Aim | Look for "Modernisierung" in the listing below. Gather each line that contains it.

Exercise data |
▼

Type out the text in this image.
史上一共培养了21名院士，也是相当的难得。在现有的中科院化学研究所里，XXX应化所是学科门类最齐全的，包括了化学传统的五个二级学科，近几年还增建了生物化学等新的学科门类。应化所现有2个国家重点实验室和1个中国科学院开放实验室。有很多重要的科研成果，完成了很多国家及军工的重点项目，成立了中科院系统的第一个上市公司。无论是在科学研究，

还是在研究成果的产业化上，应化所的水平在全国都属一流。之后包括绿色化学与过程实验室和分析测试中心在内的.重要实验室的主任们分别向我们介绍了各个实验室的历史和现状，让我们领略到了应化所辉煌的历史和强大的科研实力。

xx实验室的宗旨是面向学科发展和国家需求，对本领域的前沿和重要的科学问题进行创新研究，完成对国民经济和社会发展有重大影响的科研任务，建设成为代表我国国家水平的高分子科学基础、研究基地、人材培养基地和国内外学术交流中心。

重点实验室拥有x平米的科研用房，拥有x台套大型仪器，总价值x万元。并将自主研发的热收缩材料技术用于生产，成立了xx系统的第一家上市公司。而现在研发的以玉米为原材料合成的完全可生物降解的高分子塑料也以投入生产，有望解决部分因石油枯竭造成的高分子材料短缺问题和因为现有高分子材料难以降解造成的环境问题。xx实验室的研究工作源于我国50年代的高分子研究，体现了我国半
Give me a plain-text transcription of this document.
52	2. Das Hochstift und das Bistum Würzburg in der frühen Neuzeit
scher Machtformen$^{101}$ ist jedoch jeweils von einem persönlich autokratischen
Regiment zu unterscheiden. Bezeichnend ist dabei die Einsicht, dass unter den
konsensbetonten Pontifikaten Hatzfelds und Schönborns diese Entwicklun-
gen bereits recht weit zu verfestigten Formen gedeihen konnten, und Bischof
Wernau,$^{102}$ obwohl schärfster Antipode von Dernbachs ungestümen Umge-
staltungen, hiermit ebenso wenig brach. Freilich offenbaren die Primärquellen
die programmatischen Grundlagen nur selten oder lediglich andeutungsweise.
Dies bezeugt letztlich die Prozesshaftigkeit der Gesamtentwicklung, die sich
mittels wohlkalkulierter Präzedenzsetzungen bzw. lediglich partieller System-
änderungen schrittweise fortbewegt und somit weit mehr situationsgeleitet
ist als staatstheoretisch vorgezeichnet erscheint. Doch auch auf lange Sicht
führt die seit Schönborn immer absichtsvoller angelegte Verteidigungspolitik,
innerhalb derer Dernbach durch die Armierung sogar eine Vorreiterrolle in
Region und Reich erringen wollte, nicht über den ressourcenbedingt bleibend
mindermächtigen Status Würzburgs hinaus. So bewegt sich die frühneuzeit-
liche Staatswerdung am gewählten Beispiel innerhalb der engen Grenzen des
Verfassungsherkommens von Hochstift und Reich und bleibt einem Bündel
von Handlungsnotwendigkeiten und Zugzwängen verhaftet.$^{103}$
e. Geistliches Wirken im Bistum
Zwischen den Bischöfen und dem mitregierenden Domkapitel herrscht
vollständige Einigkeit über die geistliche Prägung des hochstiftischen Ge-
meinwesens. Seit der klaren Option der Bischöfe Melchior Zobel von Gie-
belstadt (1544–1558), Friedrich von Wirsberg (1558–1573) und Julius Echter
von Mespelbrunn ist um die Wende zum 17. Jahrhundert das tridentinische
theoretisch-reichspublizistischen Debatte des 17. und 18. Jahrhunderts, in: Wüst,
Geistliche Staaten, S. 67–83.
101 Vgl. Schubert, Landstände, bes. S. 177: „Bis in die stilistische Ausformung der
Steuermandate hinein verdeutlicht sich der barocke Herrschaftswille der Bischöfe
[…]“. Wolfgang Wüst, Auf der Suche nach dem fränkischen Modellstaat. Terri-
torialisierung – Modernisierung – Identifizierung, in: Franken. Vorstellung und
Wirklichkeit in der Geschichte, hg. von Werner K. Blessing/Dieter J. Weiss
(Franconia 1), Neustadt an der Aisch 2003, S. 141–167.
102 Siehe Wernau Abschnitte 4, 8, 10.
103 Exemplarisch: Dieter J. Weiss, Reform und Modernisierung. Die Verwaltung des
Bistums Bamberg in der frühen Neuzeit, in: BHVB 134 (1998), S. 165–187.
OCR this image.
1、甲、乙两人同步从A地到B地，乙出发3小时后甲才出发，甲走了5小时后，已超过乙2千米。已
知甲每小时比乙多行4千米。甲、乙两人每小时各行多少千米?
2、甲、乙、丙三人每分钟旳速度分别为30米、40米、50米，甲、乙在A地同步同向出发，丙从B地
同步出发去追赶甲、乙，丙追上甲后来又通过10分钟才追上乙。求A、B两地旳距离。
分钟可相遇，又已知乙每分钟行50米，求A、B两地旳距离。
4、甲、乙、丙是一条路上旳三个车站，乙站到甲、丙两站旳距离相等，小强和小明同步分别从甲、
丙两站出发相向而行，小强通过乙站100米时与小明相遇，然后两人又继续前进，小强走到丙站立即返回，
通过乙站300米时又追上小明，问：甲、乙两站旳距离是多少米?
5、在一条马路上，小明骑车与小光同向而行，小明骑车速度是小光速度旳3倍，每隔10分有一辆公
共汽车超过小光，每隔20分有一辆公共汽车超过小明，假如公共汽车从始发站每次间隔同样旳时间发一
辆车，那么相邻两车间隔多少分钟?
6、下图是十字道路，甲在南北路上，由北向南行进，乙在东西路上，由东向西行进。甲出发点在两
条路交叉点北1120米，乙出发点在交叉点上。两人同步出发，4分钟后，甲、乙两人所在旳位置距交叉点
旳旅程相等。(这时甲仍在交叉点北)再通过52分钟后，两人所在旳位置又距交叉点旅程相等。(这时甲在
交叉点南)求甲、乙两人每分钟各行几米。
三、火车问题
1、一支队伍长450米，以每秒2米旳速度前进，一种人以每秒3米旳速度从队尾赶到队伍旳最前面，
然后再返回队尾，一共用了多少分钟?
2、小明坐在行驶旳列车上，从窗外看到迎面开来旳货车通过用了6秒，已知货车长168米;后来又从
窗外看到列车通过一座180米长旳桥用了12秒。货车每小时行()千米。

▲

Output below |
torialisierung – Modernisierung – Identifizierung, in: Franken. Vorstellung und
103 Exemplarisch: Dieter J. Weiss, Reform und Modernisierung. Die Verwaltung des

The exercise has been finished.